◆ Document extract:
▬▬▬▬▬▬
North of the Rio Grande (which today separates Texas from Mexico) were groups of people who varied in looks, language and habits. And they lived in different kinds of terrain: some in mountains, some in desert, or on grassland or woodland. In some places game was plentiful, or the soil was suitable for growing crops, or fish were available.

This part of the North American continent was less densely populated than were the rich, agricultural regions of Central America. The denser parts north of the Rio Grande were along the Pacific Coast in what are today California, Oregon, Washington, Vancouver Island, and spots along the Atlantic Coast in what are today Georgia and North Carolina. Some other areas in the east, including Florida, and places such as Wisconsin, the Dakotas, Nebraska and Kansas were as sparsely populated as Baja California.

Historical demographers have estimated the population of all of the Americas, north and south, to have been between 90 and 100 million at the time of Columbus' arrival in the Caribbean in 1492. Those living north of Mexico are estimated at 10 to 12 million. This is an estimate of more than 20 times the number of people of Indian ancestry who would be living in the U.S. in 1900. note41

Getting By Okay Economically

By the sixth century, Hopewell Culture in North America was vanishing. According to archaeologists, Hopewell Culture was replaced by Mississippi Culture, which had appeared around the Mississippi River, lower Ohio River and the Illinois and Tennessee Rivers around the year 700. By the 900s, people belonging to this culture were involved in agriculture. From the years 1000 to 1500, Mississippi Culture had spread, accompanied by an increased involvement in agriculture and a growth in population. Farming towns developed around ceremonial centers. New and more productive strains of corn were grown. The largest farming center was at Cahokia, Illinois. Other centers were at what is today Spiro, in Oklahoma, Moundville in Alabama, and Etowah in northern Georgia.

In southern Florida was the Glades Culture, which remained independent from Mississippi Culture and without agriculture. On the plains were people who came to be known as the Blackfoot and the Crow, and others. They hunted buffalo on foot. (Horses were to arrive with Europeans.)

From the forests of what would be called New England and across the Great Lakes to Minnesota were people of related cultures whose language was Siouan, Algonquian or Iroquoian. By the year 1200, some Iroquois were still doing little more than hunting, gathering wild food and fishing. They lived in "wigwams," similar to what has been called a "teepee." But other Iroquois were living in rectangular cabins, today referred to as "longhouses," and some were growing squash and beans in gardens next to their settlements or were cutting down trees, using the ancient slash and burn method of agriculture.

In what today are Arizona, New Mexico, southeastern Utah and western Texas were Navahos, Pueblo (Zuni and Hopi), Manso and others. In this relatively treeless area, people tapped into seasonal rivers and grew corn, beans and squash. They hunted rabbits, and they used rabbit fur and wove vegetable fibers for clothing and blankets. For tools and utensils they used chipped stone and wood. They were skilled at making baskets and sandals. From 1276 to 1299 a decline in rainfall and a lower water table made their agriculture more difficult, and the Pueblo dispersed to new areas in the southwest. They built new towns where water was available, and there they grew corn, beans and squash and prospered.

Along the misty Pacific Coast, between mountains and sea, from what today is northern California to Canada, people were hunting game that was abundant, and they gathered wild berries from their woods. Fish were available, and occasionally they took a whale from the sea. Their winters were mild. They lived in log cabins, made their clothing from shredded bark and they had plenty of time to develop an artistry in woodworking.
▬▬▬▬▬▬
◆ Stated task 1: Arrange the listing lines as a Markdown table with the columns Row and Listing line, leaving out any blank lines. Start with the first line of the listing and go on through the line containing "y-tick-label: 2.5 bbox=[35, 213, 51, 228]".
The listing that comes next is unrelated to the passage about early North American peoples.
▬▬▬▬▬▬
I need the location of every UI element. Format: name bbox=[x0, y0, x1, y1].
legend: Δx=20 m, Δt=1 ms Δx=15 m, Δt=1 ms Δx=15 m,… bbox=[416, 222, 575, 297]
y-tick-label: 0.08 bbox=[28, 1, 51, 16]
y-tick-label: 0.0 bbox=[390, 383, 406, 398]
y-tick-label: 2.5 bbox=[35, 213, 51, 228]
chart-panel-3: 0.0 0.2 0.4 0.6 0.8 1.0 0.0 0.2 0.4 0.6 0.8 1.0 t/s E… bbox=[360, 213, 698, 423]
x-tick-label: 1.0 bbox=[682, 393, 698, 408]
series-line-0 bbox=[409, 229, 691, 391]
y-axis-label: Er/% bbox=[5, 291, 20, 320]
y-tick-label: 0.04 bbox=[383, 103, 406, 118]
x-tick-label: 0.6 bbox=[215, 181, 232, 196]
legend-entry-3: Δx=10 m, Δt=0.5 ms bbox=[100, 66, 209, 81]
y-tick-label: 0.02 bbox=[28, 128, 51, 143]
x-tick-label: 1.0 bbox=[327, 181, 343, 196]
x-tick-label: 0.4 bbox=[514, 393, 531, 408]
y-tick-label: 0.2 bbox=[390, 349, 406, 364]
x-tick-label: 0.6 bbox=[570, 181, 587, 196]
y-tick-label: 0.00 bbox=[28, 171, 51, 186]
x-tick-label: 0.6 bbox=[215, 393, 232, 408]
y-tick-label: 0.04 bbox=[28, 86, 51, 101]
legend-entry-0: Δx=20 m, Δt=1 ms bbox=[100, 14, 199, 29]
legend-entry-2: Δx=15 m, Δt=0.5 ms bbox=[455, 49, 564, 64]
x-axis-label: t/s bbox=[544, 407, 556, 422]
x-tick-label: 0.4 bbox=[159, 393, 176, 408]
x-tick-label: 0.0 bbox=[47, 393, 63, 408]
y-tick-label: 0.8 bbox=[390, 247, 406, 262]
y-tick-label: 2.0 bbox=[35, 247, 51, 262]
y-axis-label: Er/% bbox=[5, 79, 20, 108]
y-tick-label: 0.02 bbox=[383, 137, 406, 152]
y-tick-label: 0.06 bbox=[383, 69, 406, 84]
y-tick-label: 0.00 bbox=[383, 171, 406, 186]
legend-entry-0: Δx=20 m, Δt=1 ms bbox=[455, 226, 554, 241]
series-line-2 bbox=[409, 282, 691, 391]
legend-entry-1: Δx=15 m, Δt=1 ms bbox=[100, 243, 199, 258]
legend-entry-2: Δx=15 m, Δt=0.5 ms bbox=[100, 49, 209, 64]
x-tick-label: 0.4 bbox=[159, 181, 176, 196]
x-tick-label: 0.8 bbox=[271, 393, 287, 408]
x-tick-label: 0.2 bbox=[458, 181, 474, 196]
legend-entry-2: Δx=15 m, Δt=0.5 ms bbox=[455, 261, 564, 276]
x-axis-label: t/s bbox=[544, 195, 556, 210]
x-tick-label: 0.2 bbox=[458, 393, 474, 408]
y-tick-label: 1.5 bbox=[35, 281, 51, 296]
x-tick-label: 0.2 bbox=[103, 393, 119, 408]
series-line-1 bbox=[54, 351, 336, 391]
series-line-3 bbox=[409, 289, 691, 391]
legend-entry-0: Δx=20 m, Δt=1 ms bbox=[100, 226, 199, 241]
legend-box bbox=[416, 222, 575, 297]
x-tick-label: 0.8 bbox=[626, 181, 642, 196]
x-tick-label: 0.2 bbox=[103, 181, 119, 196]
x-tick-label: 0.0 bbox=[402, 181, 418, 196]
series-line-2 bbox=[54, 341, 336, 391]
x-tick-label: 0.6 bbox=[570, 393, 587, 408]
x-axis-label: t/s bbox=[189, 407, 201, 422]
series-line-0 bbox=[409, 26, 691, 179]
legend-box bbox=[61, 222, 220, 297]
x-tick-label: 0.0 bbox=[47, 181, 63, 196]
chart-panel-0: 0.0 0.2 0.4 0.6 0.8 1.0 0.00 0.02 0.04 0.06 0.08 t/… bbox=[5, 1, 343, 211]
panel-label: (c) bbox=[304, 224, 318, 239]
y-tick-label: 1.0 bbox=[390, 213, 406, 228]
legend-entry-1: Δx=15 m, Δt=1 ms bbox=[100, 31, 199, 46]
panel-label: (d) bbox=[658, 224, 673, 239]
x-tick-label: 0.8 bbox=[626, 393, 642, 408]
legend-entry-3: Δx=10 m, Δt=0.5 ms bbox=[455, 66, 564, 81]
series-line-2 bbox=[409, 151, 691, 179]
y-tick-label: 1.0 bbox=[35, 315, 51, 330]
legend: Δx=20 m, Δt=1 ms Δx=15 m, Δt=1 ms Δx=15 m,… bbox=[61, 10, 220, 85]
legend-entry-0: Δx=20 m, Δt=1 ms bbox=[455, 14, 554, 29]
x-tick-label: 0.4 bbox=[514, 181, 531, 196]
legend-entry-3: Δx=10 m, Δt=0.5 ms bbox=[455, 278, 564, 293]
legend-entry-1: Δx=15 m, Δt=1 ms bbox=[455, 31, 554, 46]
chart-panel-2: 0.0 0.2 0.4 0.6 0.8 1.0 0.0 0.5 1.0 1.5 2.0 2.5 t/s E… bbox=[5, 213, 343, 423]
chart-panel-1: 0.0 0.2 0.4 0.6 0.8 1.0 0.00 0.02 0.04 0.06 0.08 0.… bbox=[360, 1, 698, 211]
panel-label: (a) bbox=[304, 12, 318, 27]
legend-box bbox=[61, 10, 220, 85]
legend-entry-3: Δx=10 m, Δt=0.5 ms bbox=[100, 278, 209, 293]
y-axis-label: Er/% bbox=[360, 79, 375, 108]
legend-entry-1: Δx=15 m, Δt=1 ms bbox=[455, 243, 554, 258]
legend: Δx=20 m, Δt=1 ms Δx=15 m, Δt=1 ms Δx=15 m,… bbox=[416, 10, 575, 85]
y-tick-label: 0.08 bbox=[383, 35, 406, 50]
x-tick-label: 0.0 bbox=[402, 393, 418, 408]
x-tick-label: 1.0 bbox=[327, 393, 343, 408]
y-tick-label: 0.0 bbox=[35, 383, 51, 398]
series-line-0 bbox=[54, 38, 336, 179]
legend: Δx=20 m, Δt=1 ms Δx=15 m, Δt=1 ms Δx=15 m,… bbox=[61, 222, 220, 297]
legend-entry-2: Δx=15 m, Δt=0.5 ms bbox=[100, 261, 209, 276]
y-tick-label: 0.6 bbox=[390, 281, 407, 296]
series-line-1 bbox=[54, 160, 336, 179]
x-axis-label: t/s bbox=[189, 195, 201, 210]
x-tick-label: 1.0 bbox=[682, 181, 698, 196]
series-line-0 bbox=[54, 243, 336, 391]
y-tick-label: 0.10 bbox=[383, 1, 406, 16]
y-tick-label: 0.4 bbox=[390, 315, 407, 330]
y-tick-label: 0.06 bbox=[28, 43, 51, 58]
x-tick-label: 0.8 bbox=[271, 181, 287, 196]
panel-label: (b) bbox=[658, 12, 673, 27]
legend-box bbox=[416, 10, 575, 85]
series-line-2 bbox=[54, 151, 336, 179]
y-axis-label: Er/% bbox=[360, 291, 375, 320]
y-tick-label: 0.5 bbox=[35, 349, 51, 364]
▬▬▬▬▬▬
◆ Stated task 2: Pick up the passage on early North American peoples after its final sentence and continue it.

◆ Answer 1:
| Row | Listing line |
|---|---|
| 1 | I need the location of every UI element. Format: name bbox=[x0, y0, x1, y1]. |
| 2 | legend: Δx=20 m, Δt=1 ms Δx=15 m, Δt=1 ms Δx=15 m,… bbox=[416, 222, 575, 297] |
| 3 | y-tick-label: 0.08 bbox=[28, 1, 51, 16] |
| 4 | y-tick-label: 0.0 bbox=[390, 383, 406, 398] |
| 5 | y-tick-label: 2.5 bbox=[35, 213, 51, 228] |

◆ Answer 2:
People in what today is the United States were without draft animals for pulling carts and had no use for wheels. Their use of the bow and arrow was increasing, giving them a greater range than the spear. The spear would no longer be in use by the year 1500.

Religion and Conflict

Like other ancient peoples, the people north of the Rio Grande saw the world as occupied by numerous spirits, and some believed in a spirit that was most powerful. People sought contact with the supernatural through dreams. Shamans were common, with their performances of magic. In religion, people north of the Rio Grande were more like the Australian aborigines than they were like those who had long been dependent on agriculture for food – for whom a failed harvest meant starvation. Among those who were predominately hunters, such as the Australian aborigines, sacrifice was rare, and people north of the Rio Grande did not practice human sacrifice, but among some tribes north of the Rio Grande human sacrifices did exist. Evidence exists that the Pawnee, in Nebraska and northern Kansas, occasionally sacrificed someone. So too the Iroquois, who are said to have occasionally sent a maiden to the Great Spirit. Human sacrifice and cannibalism are believed to have existed among people along the coast between Louisiana and Florida and up the coast to Virginia, where people grew their food and experienced the wrath of the gods more frequently in the form of extremely violent storms than did people in other parts of the country.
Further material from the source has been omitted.